Problem details. Return all of the entries exactly, with nothing added or left out.

Dataset rows.
::::::
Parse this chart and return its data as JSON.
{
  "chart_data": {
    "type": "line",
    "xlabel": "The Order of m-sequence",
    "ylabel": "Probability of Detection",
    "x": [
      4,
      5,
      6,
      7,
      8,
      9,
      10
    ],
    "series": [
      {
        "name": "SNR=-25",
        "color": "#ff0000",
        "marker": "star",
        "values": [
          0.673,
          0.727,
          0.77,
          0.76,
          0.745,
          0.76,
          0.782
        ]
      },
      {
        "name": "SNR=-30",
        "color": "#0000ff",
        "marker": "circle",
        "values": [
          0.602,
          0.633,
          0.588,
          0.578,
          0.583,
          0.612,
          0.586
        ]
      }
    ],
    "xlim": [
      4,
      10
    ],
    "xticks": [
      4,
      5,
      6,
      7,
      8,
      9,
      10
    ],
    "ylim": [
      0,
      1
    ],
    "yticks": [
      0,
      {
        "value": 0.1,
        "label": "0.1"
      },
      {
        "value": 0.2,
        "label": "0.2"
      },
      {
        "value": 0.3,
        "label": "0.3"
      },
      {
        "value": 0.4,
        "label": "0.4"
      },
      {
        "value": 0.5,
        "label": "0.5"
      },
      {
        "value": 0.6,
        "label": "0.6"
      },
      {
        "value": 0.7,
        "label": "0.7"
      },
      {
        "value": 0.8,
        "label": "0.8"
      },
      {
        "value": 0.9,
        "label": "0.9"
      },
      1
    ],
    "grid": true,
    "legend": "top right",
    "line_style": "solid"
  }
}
::::::
Task response.
Parse this chart and return its data as JSON.
{
  "chart_data": {
    "type": "line",
    "xlabel": "The Order of m-sequence",
    "ylabel": "Probability of Detection",
    "x": [
      4,
      5,
      6,
      7,
      8,
      9,
      10
    ],
    "series": [
      {
        "name": "SNR=-25",
        "color": "#ff0000",
        "marker": "star",
        "values": [
          0.673,
          0.727,
          0.77,
          0.76,
          0.745,
          0.76,
          0.782
        ]
      },
      {
        "name": "SNR=-30",
        "color": "#0000ff",
        "marker": "circle",
        "values": [
          0.602,
          0.633,
          0.588,
          0.578,
          0.583,
          0.612,
          0.586
        ]
      }
    ],
    "xlim": [
      4,
      10
    ],
    "xticks": [
      4,
      5,
      6,
      7,
      8,
      9,
      10
    ],
    "ylim": [
      0,
      1
    ],
    "yticks": [
      0,
      {
        "value": 0.1,
        "label": "0.1"
      },
      {
        "value": 0.2,
        "label": "0.2"
      },
      {
        "value": 0.3,
        "label": "0.3"
      },
      {
        "value": 0.4,
        "label": "0.4"
      },
      {
        "value": 0.5,
        "label": "0.5"
      },
      {
        "value": 0.6,
        "label": "0.6"
      },
      {
        "value": 0.7,
        "label": "0.7"
      },
      {
        "value": 0.8,
        "label": "0.8"
      },
      {
        "value": 0.9,
        "label": "0.9"
      },
      1
    ],
    "grid": true,
    "legend": "top right",
    "line_style": "solid"
  }
}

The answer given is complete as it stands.